Document segment:
══════════════════════════════

The position makes sense.  Still look at the probable 
outcomes:

1.  Technology for which no patents exist is likely 
to be research.  There is typically a ten year span 
from lab to shelf for this.  No standard is needed. 
A specification for such that speeds that up or 
forces convergence can be a useful artifact.

2.  Technology for which patents exist is likely 
to be past research and into productization.  For 
this, some investment of resources has occurred. 
The holder of this intellectual property has to 
decide how to recoup this or donate it in the 
public interest which may or may not coincide 
with the interests of the holder.   This is 
an individual decision.

3.  Should the W3C decide to work on an item 
1 technology, the problems are not patents.  
Should the W3C decide to work on an item 2 
technology, it cannot force a member to surrender 
its intellectual property rights.  If the holder 
does not relinquish rights or offer an RF agreement, it 
can only work around a patent or declare such 
technology out of bounds for W3C specifications.

══════════════════════════════

Entries supplied:
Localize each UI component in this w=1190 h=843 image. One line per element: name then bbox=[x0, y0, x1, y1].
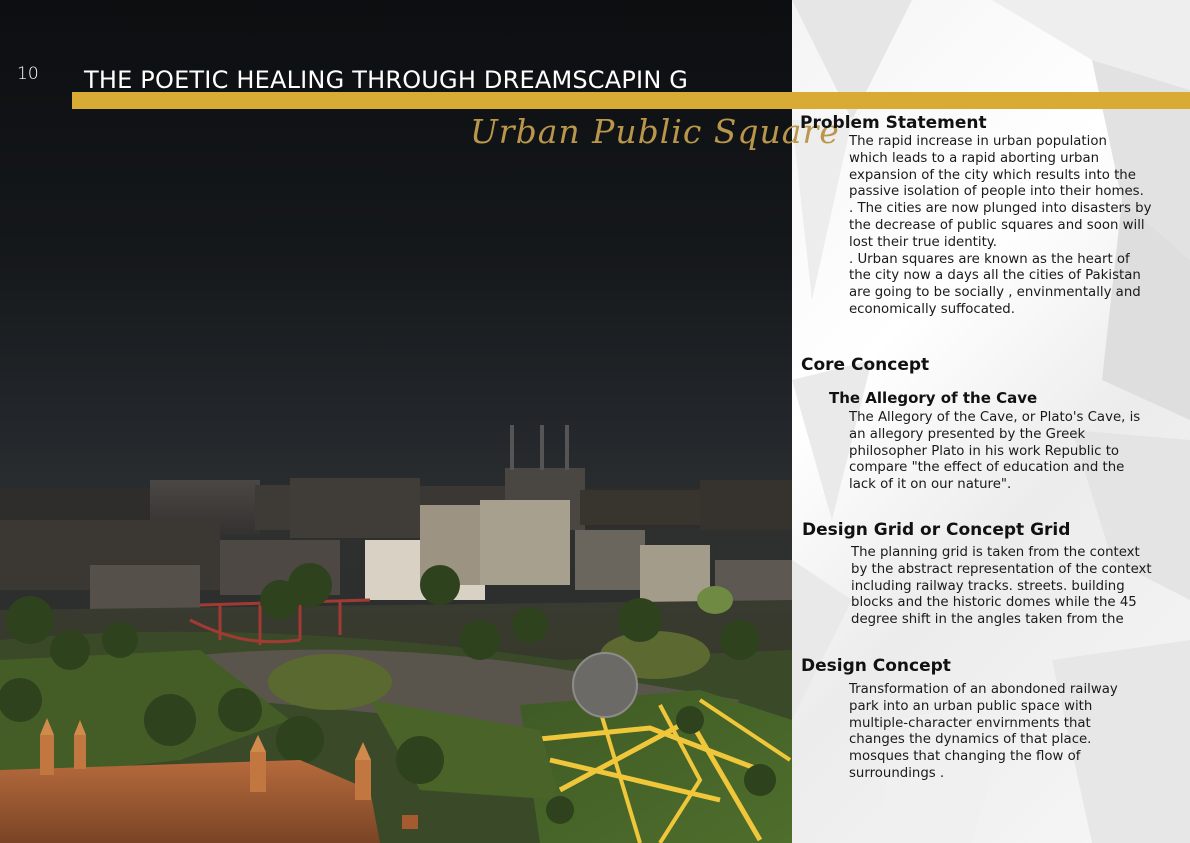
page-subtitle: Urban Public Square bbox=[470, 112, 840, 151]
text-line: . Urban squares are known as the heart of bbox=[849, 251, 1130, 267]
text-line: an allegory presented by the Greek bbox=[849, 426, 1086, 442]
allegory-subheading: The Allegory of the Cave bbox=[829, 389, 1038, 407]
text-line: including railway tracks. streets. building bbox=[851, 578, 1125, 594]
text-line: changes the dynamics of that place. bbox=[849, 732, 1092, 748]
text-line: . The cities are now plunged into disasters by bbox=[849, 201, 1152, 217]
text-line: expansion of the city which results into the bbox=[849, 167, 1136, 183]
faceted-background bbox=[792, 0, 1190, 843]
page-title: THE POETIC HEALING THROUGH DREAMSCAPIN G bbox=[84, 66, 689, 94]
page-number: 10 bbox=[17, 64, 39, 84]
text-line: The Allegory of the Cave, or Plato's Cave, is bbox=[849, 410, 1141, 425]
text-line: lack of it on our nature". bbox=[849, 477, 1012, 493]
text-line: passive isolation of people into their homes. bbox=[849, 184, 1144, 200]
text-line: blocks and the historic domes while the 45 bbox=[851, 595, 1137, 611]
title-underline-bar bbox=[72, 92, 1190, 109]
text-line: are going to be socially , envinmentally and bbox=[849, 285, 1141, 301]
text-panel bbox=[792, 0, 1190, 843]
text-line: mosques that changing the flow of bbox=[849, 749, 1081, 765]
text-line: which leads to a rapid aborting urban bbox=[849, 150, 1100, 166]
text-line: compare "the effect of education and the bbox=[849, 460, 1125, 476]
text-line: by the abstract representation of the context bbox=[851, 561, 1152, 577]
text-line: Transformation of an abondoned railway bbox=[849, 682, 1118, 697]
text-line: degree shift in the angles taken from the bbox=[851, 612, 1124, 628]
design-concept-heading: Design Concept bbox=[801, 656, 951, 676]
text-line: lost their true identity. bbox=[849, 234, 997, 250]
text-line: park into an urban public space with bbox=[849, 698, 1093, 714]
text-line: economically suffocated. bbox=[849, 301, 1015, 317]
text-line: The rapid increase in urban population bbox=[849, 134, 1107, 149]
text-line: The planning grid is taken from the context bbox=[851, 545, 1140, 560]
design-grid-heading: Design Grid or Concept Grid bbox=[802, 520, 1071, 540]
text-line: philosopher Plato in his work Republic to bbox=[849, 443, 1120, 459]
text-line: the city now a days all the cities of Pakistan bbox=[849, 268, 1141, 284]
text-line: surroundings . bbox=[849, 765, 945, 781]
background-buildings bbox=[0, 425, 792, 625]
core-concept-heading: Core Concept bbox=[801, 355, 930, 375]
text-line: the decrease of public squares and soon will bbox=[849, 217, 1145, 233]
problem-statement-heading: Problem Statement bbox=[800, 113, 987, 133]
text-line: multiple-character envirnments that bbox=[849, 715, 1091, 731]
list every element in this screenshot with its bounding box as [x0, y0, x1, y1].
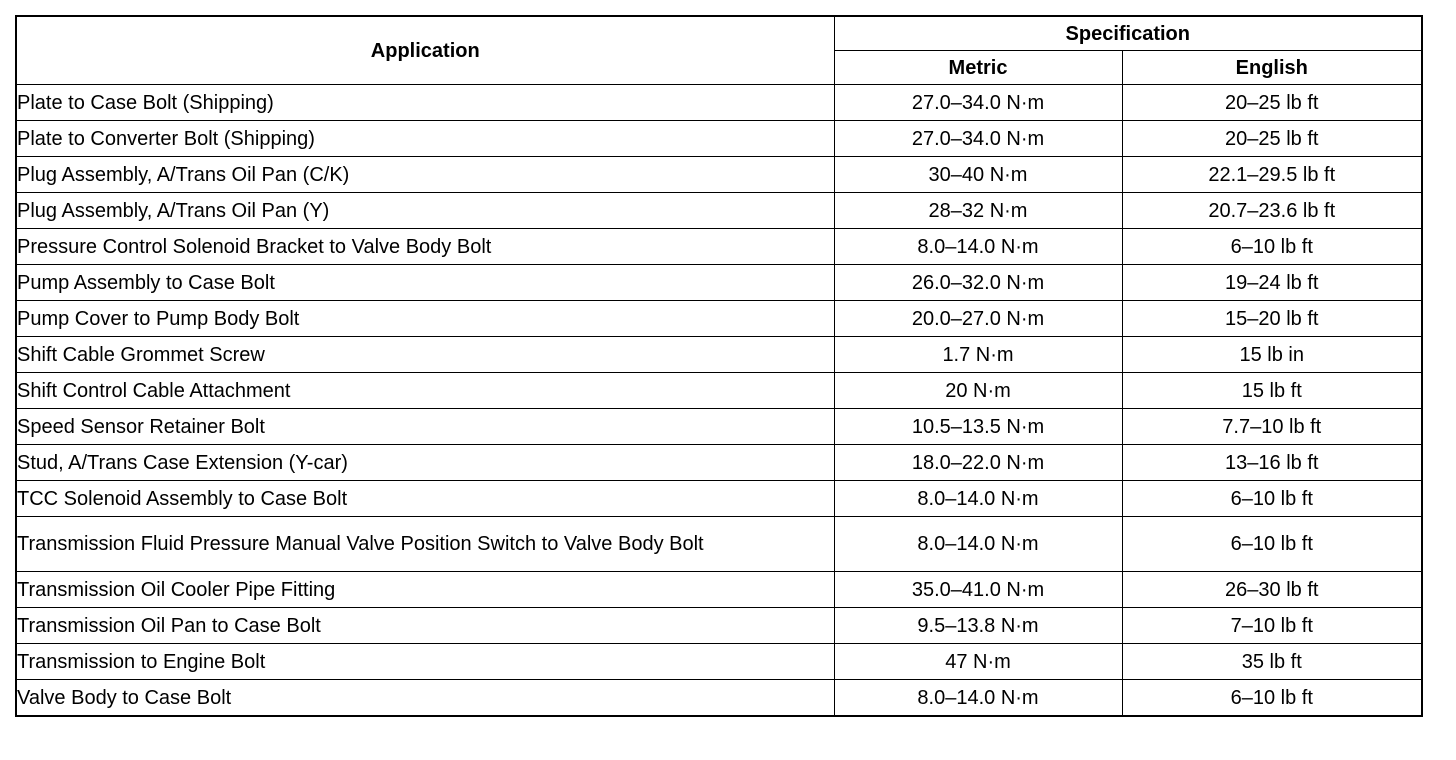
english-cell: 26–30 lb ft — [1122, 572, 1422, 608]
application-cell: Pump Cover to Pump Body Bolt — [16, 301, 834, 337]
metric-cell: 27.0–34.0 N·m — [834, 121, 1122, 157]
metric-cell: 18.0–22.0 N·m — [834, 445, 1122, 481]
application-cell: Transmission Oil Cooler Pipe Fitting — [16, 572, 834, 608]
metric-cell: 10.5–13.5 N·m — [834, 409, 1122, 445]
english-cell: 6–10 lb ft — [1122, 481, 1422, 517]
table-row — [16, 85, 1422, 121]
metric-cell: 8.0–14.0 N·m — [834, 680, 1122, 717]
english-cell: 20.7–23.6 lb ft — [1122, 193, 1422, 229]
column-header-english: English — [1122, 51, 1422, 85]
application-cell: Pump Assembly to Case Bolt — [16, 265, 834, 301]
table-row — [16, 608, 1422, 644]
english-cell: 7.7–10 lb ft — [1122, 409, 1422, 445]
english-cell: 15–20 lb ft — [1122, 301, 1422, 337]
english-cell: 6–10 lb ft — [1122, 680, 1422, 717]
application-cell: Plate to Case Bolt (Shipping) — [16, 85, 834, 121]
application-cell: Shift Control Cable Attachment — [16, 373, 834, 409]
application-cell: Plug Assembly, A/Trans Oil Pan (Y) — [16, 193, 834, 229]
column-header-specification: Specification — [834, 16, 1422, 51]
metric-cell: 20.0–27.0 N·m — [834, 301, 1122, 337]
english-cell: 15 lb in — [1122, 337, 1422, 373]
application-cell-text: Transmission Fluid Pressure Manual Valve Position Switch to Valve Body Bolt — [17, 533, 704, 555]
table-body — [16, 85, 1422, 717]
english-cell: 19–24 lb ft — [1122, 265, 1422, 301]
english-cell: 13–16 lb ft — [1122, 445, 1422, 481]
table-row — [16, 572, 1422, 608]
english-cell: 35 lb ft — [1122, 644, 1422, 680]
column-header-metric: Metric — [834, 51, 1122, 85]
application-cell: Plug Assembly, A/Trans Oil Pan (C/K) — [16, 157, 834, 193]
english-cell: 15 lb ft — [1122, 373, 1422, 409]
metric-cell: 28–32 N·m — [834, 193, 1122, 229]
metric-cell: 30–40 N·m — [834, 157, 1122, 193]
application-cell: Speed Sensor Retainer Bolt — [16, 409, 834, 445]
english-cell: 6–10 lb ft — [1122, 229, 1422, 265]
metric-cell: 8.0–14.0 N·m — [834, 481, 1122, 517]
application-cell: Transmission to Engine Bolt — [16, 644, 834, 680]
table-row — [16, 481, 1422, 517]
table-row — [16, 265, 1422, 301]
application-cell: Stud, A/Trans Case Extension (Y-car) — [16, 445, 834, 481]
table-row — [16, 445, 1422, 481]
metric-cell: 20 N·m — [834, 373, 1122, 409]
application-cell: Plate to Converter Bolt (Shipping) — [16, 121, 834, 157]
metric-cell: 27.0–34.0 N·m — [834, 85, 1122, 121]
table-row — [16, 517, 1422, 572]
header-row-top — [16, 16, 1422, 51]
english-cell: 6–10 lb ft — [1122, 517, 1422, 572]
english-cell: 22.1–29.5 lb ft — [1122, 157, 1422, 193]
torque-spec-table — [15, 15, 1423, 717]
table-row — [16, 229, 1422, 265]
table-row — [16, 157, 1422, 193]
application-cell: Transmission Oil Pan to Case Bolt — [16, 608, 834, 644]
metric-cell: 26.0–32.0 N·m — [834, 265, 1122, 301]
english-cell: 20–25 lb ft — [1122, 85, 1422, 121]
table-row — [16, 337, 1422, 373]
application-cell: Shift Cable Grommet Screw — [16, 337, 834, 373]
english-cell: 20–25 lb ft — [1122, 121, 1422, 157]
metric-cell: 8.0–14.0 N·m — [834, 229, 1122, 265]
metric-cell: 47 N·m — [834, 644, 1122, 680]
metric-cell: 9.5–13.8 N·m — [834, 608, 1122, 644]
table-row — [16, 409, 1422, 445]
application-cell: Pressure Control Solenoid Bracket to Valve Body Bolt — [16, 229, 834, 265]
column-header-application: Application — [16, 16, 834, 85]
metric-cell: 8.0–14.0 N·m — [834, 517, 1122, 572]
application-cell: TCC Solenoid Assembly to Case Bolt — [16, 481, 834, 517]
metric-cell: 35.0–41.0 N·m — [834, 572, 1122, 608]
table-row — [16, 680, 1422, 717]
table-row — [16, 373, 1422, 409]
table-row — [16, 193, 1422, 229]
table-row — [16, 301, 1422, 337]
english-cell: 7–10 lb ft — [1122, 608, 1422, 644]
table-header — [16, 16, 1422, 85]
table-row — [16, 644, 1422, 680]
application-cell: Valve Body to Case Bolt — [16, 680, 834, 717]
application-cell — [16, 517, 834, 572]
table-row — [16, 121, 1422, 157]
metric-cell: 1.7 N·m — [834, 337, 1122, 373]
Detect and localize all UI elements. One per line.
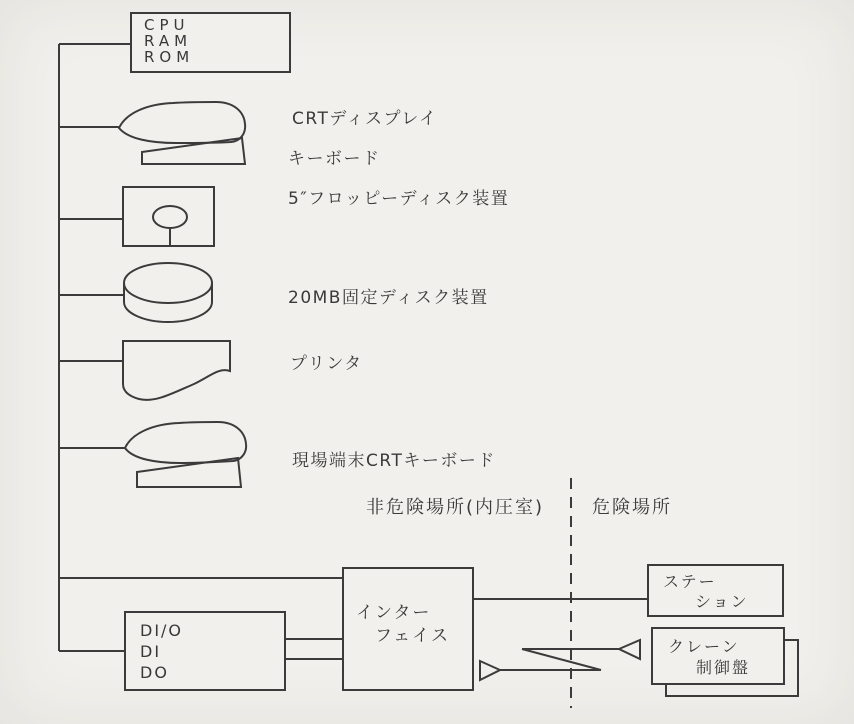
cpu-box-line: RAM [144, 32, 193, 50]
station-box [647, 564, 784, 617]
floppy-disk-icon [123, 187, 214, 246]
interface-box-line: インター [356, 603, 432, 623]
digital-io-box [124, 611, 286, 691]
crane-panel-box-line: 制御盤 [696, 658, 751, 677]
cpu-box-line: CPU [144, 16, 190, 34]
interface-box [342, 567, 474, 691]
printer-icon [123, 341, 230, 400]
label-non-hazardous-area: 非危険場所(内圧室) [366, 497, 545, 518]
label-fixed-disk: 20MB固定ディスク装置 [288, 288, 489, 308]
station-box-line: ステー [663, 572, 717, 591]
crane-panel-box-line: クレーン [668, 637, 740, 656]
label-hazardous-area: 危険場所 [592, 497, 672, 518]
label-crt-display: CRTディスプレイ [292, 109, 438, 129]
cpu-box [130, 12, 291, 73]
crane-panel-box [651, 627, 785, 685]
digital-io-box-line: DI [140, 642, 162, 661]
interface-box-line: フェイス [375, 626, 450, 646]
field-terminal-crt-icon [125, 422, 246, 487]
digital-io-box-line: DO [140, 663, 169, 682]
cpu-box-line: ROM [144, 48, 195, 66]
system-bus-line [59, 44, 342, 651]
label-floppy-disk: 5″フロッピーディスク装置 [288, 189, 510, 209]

══════════════════════════════

The problem: Reproduce verbatim the passage of the text on patents and W3C specifications starting at "The position makes" and ending at "a useful artifact.".

The reply:
The position makes sense.  Still look at the probable 
outcomes:

1.  Technology for which no patents exist is likely 
to be research.  There is typically a ten year span 
from lab to shelf for this.  No standard is needed. 
A specification for such that speeds that up or 
forces convergence can be a useful artifact.